Exercise instructions
Extract the complete listing and output it unchanged.
[begin Record excerpts]
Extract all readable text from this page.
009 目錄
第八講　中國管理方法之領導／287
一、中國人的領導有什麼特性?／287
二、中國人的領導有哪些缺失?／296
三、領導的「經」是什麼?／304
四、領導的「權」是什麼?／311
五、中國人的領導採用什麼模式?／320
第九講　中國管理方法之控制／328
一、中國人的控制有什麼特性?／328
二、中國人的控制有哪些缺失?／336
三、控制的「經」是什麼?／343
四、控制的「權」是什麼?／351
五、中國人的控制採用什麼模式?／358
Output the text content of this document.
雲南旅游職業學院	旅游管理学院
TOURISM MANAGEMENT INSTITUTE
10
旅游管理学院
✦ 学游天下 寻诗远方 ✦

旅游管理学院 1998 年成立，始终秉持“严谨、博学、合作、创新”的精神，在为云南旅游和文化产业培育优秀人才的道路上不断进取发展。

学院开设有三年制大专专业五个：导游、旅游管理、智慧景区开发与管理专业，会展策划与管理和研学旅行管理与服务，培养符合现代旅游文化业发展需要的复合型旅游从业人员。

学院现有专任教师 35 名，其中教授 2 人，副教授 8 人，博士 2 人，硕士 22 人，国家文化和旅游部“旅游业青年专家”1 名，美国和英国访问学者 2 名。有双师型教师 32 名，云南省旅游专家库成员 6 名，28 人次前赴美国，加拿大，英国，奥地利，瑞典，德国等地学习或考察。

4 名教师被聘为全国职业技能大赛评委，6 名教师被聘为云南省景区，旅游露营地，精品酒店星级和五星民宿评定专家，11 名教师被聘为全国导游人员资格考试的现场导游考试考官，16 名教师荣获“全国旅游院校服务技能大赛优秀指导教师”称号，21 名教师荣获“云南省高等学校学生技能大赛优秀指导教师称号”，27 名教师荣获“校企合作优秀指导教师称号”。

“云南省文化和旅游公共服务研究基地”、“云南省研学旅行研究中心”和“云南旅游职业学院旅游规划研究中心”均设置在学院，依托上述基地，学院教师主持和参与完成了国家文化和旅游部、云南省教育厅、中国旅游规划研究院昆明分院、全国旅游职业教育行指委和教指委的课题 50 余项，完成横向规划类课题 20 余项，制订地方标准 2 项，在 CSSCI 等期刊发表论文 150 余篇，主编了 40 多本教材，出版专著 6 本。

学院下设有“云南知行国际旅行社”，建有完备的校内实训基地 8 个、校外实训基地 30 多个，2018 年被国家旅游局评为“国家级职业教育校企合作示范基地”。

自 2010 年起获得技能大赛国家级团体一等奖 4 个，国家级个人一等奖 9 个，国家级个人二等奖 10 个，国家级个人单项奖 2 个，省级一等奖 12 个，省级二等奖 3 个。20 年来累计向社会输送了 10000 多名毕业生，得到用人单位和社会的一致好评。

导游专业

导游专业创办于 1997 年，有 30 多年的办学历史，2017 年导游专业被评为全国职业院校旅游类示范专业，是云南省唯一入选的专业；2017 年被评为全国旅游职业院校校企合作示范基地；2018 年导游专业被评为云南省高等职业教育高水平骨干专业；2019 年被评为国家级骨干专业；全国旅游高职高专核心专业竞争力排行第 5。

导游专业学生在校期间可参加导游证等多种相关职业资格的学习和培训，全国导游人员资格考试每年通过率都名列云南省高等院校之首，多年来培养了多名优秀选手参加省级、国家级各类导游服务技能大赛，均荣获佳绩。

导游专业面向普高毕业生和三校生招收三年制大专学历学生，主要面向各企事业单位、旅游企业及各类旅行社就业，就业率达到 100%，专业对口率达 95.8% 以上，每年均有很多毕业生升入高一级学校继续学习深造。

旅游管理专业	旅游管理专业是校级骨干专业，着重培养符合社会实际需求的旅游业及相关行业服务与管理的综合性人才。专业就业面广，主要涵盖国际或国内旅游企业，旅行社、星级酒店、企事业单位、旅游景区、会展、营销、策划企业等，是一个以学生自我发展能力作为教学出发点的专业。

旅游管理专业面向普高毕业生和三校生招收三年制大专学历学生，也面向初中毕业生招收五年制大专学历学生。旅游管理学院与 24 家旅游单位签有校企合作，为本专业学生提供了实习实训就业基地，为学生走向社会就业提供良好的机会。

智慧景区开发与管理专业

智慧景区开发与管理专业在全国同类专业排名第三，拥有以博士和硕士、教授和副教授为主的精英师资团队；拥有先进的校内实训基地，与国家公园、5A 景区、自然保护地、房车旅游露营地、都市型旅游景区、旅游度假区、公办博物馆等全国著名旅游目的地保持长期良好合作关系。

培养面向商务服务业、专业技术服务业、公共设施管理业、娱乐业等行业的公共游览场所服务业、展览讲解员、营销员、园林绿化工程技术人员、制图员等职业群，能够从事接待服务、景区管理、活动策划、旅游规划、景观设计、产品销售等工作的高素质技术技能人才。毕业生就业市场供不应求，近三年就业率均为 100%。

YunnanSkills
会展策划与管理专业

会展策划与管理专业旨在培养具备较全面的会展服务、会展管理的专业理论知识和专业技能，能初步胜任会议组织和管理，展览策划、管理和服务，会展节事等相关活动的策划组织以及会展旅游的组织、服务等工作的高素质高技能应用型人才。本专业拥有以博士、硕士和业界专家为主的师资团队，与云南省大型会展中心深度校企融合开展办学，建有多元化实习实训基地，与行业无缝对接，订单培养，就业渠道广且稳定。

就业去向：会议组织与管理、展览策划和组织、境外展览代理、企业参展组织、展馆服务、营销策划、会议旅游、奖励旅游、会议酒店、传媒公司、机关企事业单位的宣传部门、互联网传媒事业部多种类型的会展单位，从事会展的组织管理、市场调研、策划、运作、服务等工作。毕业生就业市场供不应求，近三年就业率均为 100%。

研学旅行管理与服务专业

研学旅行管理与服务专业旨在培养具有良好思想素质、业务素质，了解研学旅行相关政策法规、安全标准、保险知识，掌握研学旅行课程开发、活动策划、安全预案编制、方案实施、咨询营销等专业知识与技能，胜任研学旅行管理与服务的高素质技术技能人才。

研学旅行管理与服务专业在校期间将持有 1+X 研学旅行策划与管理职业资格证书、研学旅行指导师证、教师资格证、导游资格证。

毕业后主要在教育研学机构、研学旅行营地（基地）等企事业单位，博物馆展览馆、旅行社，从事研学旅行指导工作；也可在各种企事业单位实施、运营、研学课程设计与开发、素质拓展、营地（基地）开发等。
[end Record excerpts]
The response
Extract all readable text from this page.
009 目錄
第八講　中國管理方法之領導／287
一、中國人的領導有什麼特性?／287
二、中國人的領導有哪些缺失?／296
三、領導的「經」是什麼?／304
四、領導的「權」是什麼?／311
五、中國人的領導採用什麼模式?／320
第九講　中國管理方法之控制／328
一、中國人的控制有什麼特性?／328
二、中國人的控制有哪些缺失?／336
三、控制的「經」是什麼?／343
四、控制的「權」是什麼?／351
五、中國人的控制採用什麼模式?／358
Output the text content of this document.
雲南旅游職業學院	旅游管理学院
TOURISM MANAGEMENT INSTITUTE
10
旅游管理学院
✦ 学游天下 寻诗远方 ✦

旅游管理学院 1998 年成立，始终秉持“严谨、博学、合作、创新”的精神，在为云南旅游和文化产业培育优秀人才的道路上不断进取发展。

学院开设有三年制大专专业五个：导游、旅游管理、智慧景区开发与管理专业，会展策划与管理和研学旅行管理与服务，培养符合现代旅游文化业发展需要的复合型旅游从业人员。

学院现有专任教师 35 名，其中教授 2 人，副教授 8 人，博士 2 人，硕士 22 人，国家文化和旅游部“旅游业青年专家”1 名，美国和英国访问学者 2 名。有双师型教师 32 名，云南省旅游专家库成员 6 名，28 人次前赴美国，加拿大，英国，奥地利，瑞典，德国等地学习或考察。

4 名教师被聘为全国职业技能大赛评委，6 名教师被聘为云南省景区，旅游露营地，精品酒店星级和五星民宿评定专家，11 名教师被聘为全国导游人员资格考试的现场导游考试考官，16 名教师荣获“全国旅游院校服务技能大赛优秀指导教师”称号，21 名教师荣获“云南省高等学校学生技能大赛优秀指导教师称号”，27 名教师荣获“校企合作优秀指导教师称号”。

“云南省文化和旅游公共服务研究基地”、“云南省研学旅行研究中心”和“云南旅游职业学院旅游规划研究中心”均设置在学院，依托上述基地，学院教师主持和参与完成了国家文化和旅游部、云南省教育厅、中国旅游规划研究院昆明分院、全国旅游职业教育行指委和教指委的课题 50 余项，完成横向规划类课题 20 余项，制订地方标准 2 项，在 CSSCI 等期刊发表论文 150 余篇，主编了 40 多本教材，出版专著 6 本。

学院下设有“云南知行国际旅行社”，建有完备的校内实训基地 8 个、校外实训基地 30 多个，2018 年被国家旅游局评为“国家级职业教育校企合作示范基地”。

自 2010 年起获得技能大赛国家级团体一等奖 4 个，国家级个人一等奖 9 个，国家级个人二等奖 10 个，国家级个人单项奖 2 个，省级一等奖 12 个，省级二等奖 3 个。20 年来累计向社会输送了 10000 多名毕业生，得到用人单位和社会的一致好评。

导游专业

导游专业创办于 1997 年，有 30 多年的办学历史，2017 年导游专业被评为全国职业院校旅游类示范专业，是云南省唯一入选的专业；2017 年被评为全国旅游职业院校校企合作示范基地；2018 年导游专业被评为云南省高等职业教育高水平骨干专业；2019 年被评为国家级骨干专业；全国旅游高职高专核心专业竞争力排行第 5。

导游专业学生在校期间可参加导游证等多种相关职业资格的学习和培训，全国导游人员资格考试每年通过率都名列云南省高等院校之首，多年来培养了多名优秀选手参加省级、国家级各类导游服务技能大赛，均荣获佳绩。

导游专业面向普高毕业生和三校生招收三年制大专学历学生，主要面向各企事业单位、旅游企业及各类旅行社就业，就业率达到 100%，专业对口率达 95.8% 以上，每年均有很多毕业生升入高一级学校继续学习深造。

旅游管理专业	旅游管理专业是校级骨干专业，着重培养符合社会实际需求的旅游业及相关行业服务与管理的综合性人才。专业就业面广，主要涵盖国际或国内旅游企业，旅行社、星级酒店、企事业单位、旅游景区、会展、营销、策划企业等，是一个以学生自我发展能力作为教学出发点的专业。

旅游管理专业面向普高毕业生和三校生招收三年制大专学历学生，也面向初中毕业生招收五年制大专学历学生。旅游管理学院与 24 家旅游单位签有校企合作，为本专业学生提供了实习实训就业基地，为学生走向社会就业提供良好的机会。

智慧景区开发与管理专业

智慧景区开发与管理专业在全国同类专业排名第三，拥有以博士和硕士、教授和副教授为主的精英师资团队；拥有先进的校内实训基地，与国家公园、5A 景区、自然保护地、房车旅游露营地、都市型旅游景区、旅游度假区、公办博物馆等全国著名旅游目的地保持长期良好合作关系。

培养面向商务服务业、专业技术服务业、公共设施管理业、娱乐业等行业的公共游览场所服务业、展览讲解员、营销员、园林绿化工程技术人员、制图员等职业群，能够从事接待服务、景区管理、活动策划、旅游规划、景观设计、产品销售等工作的高素质技术技能人才。毕业生就业市场供不应求，近三年就业率均为 100%。

YunnanSkills
会展策划与管理专业

会展策划与管理专业旨在培养具备较全面的会展服务、会展管理的专业理论知识和专业技能，能初步胜任会议组织和管理，展览策划、管理和服务，会展节事等相关活动的策划组织以及会展旅游的组织、服务等工作的高素质高技能应用型人才。本专业拥有以博士、硕士和业界专家为主的师资团队，与云南省大型会展中心深度校企融合开展办学，建有多元化实习实训基地，与行业无缝对接，订单培养，就业渠道广且稳定。

就业去向：会议组织与管理、展览策划和组织、境外展览代理、企业参展组织、展馆服务、营销策划、会议旅游、奖励旅游、会议酒店、传媒公司、机关企事业单位的宣传部门、互联网传媒事业部多种类型的会展单位，从事会展的组织管理、市场调研、策划、运作、服务等工作。毕业生就业市场供不应求，近三年就业率均为 100%。

研学旅行管理与服务专业

研学旅行管理与服务专业旨在培养具有良好思想素质、业务素质，了解研学旅行相关政策法规、安全标准、保险知识，掌握研学旅行课程开发、活动策划、安全预案编制、方案实施、咨询营销等专业知识与技能，胜任研学旅行管理与服务的高素质技术技能人才。

研学旅行管理与服务专业在校期间将持有 1+X 研学旅行策划与管理职业资格证书、研学旅行指导师证、教师资格证、导游资格证。

毕业后主要在教育研学机构、研学旅行营地（基地）等企事业单位，博物馆展览馆、旅行社，从事研学旅行指导工作；也可在各种企事业单位实施、运营、研学课程设计与开发、素质拓展、营地（基地）开发等。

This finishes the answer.